--- BEGIN Data excerpts ---

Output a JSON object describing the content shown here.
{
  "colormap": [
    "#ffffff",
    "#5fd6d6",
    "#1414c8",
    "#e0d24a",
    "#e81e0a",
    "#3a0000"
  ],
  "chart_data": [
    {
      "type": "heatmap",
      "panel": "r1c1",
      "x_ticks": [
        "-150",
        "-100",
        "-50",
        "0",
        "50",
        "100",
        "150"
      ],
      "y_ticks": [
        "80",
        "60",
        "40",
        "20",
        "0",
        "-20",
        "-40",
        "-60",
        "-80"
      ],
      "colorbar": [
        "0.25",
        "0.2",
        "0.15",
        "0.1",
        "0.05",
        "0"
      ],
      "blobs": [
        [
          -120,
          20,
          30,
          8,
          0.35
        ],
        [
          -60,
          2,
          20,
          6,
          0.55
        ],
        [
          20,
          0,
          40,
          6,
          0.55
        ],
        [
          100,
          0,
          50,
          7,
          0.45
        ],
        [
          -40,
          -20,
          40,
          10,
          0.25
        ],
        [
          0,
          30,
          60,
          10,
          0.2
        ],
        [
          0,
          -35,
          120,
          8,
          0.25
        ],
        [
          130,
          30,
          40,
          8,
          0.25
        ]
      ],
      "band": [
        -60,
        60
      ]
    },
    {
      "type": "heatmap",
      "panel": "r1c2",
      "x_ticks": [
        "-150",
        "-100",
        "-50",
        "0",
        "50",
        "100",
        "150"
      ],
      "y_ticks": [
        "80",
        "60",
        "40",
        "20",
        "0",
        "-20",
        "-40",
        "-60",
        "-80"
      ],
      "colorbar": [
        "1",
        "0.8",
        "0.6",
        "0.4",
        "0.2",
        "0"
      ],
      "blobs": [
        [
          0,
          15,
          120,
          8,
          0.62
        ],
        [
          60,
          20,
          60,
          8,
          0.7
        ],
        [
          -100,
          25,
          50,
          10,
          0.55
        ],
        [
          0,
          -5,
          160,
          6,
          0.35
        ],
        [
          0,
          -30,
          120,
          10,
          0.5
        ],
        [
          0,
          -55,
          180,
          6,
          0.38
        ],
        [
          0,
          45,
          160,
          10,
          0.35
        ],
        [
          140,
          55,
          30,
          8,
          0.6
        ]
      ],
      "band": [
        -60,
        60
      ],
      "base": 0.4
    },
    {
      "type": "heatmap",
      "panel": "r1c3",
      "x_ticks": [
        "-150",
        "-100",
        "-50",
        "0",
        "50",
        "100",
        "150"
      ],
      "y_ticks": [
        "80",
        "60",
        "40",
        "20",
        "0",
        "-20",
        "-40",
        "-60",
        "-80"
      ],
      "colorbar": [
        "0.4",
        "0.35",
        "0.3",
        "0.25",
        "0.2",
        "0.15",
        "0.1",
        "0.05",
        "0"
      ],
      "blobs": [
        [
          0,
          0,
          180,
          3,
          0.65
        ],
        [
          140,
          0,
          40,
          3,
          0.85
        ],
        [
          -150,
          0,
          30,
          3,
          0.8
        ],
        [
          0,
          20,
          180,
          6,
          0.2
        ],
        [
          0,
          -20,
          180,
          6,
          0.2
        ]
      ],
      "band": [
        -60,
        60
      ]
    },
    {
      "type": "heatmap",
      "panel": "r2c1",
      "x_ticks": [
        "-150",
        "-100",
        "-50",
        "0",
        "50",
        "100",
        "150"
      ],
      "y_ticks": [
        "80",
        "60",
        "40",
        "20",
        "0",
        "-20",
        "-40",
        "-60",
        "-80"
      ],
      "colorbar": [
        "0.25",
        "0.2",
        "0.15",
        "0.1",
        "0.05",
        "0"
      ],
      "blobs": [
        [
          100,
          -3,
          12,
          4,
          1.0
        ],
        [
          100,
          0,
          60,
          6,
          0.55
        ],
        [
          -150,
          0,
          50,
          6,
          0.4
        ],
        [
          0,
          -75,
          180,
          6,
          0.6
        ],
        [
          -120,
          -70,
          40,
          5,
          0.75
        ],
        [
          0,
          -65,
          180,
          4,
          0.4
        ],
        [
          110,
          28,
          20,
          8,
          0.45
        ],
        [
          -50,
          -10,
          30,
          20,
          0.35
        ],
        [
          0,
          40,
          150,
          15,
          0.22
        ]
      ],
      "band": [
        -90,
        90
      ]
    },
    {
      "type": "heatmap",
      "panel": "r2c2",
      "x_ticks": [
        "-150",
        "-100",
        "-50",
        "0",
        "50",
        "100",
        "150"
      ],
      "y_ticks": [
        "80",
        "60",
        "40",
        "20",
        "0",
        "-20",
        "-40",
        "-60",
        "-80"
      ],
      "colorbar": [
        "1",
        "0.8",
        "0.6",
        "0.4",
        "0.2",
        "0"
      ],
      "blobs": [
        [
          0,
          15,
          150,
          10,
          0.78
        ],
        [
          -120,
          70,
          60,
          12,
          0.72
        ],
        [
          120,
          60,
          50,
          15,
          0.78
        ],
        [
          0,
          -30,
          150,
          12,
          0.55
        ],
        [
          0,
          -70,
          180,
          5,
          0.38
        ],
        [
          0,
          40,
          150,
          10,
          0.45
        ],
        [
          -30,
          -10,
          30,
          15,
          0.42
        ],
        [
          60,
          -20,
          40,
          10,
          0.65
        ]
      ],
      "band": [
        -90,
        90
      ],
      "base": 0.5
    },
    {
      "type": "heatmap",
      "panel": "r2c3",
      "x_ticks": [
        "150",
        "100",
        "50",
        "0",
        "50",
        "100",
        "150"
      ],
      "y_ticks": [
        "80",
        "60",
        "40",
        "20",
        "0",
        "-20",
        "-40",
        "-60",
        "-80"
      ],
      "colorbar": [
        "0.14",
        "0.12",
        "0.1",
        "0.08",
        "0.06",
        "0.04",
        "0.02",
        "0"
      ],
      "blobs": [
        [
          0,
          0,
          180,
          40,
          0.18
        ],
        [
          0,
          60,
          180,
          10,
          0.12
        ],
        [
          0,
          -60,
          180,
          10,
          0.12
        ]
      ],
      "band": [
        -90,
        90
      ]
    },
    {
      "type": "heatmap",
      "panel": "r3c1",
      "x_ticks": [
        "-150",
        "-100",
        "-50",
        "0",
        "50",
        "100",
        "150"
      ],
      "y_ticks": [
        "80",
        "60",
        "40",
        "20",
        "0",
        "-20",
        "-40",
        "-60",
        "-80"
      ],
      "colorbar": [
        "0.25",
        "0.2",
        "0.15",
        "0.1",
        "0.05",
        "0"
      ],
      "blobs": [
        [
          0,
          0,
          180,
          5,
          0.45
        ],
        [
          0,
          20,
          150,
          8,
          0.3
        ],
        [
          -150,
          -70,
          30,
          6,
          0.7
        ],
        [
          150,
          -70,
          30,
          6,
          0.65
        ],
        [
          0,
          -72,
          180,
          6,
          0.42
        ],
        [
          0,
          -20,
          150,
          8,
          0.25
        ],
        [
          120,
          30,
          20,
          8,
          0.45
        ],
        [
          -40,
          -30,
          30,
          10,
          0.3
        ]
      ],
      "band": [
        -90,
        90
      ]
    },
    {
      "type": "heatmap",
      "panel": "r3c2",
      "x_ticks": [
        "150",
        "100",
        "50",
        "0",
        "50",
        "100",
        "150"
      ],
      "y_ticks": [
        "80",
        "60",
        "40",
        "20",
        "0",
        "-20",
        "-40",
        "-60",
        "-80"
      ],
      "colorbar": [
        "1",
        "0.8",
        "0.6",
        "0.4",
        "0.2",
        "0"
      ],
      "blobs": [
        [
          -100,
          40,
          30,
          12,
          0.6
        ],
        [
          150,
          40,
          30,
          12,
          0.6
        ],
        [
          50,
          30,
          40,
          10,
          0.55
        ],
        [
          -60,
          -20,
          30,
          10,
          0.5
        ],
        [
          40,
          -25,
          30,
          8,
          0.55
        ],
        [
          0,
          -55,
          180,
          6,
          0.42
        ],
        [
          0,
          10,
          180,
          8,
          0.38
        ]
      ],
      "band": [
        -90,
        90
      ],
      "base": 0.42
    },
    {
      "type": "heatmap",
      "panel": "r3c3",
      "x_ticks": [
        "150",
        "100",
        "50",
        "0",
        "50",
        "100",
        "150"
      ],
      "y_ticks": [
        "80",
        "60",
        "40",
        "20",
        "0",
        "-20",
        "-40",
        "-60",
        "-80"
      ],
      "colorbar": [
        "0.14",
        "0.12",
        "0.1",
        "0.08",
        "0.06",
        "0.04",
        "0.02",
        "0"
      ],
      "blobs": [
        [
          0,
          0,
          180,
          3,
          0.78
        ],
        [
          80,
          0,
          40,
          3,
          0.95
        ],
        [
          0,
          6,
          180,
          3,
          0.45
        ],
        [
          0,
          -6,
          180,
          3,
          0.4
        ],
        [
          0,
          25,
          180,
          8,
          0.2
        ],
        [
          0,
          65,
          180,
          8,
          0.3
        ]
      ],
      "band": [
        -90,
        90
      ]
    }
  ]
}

--- END Data excerpts ---

* Task instructions:
Check each line of the entries above for the word "panel". List the ones that have it.

* Solution to this exercise:
      "panel": "r1c1",
      "panel": "r1c2",
      "panel": "r1c3",
      "panel": "r2c1",
      "panel": "r2c2",
      "panel": "r2c3",
      "panel": "r3c1",
      "panel": "r3c2",
      "panel": "r3c3",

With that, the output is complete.